Problem description: Below are records; transcribe only the line with "Decode this image" and those after it, through the last line, without any change.

++++++

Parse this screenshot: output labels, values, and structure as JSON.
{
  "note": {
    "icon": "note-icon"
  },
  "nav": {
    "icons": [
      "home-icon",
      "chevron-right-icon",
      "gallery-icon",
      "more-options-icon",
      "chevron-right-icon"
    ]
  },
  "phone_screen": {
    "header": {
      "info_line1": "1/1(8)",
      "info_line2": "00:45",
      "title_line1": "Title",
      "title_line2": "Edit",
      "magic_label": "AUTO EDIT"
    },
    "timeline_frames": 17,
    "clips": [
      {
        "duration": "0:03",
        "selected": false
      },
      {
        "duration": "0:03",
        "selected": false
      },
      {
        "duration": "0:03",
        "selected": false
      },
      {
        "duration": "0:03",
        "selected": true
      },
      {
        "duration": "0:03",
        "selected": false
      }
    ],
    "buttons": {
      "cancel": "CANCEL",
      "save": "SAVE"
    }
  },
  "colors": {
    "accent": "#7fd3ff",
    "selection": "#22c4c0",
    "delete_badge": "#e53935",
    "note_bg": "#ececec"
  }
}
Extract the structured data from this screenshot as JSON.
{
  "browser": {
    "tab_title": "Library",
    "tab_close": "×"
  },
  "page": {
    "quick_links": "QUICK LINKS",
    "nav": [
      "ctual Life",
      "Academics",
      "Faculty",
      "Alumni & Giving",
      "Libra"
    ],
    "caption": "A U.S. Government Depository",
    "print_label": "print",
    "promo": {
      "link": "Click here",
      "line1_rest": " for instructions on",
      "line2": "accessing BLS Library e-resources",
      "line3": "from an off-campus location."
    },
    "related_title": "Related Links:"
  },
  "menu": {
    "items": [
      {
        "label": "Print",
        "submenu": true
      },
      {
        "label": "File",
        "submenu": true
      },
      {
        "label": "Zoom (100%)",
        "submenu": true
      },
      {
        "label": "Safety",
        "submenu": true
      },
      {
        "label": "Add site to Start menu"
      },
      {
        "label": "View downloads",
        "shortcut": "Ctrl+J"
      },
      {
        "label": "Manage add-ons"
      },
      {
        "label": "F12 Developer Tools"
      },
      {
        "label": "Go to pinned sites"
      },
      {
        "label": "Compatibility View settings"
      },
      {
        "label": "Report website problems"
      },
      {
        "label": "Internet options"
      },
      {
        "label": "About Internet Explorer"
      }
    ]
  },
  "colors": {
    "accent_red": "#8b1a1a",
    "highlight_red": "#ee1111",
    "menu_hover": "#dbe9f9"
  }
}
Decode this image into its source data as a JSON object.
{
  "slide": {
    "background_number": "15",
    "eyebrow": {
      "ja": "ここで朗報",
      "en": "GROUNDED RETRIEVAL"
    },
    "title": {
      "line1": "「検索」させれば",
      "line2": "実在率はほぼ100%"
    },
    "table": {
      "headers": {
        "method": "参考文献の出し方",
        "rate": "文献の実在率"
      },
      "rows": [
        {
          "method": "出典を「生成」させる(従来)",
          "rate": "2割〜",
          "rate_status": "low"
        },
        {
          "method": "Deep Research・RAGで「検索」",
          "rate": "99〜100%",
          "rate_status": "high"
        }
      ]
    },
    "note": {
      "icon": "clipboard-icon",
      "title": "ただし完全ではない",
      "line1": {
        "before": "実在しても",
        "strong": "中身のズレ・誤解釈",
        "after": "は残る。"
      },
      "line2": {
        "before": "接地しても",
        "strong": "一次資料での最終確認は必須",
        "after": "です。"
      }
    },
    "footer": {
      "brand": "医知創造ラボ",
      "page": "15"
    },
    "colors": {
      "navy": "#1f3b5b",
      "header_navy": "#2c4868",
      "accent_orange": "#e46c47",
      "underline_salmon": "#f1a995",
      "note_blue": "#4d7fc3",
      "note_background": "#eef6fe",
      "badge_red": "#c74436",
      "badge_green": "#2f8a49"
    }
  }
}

++++++

Result below:
Decode this image into its source data as a JSON object.
{
  "slide": {
    "background_number": "15",
    "eyebrow": {
      "ja": "ここで朗報",
      "en": "GROUNDED RETRIEVAL"
    },
    "title": {
      "line1": "「検索」させれば",
      "line2": "実在率はほぼ100%"
    },
    "table": {
      "headers": {
        "method": "参考文献の出し方",
        "rate": "文献の実在率"
      },
      "rows": [
        {
          "method": "出典を「生成」させる(従来)",
          "rate": "2割〜",
          "rate_status": "low"
        },
        {
          "method": "Deep Research・RAGで「検索」",
          "rate": "99〜100%",
          "rate_status": "high"
        }
      ]
    },
    "note": {
      "icon": "clipboard-icon",
      "title": "ただし完全ではない",
      "line1": {
        "before": "実在しても",
        "strong": "中身のズレ・誤解釈",
        "after": "は残る。"
      },
      "line2": {
        "before": "接地しても",
        "strong": "一次資料での最終確認は必須",
        "after": "です。"
      }
    },
    "footer": {
      "brand": "医知創造ラボ",
      "page": "15"
    },
    "colors": {
      "navy": "#1f3b5b",
      "header_navy": "#2c4868",
      "accent_orange": "#e46c47",
      "underline_salmon": "#f1a995",
      "note_blue": "#4d7fc3",
      "note_background": "#eef6fe",
      "badge_red": "#c74436",
      "badge_green": "#2f8a49"
    }
  }
}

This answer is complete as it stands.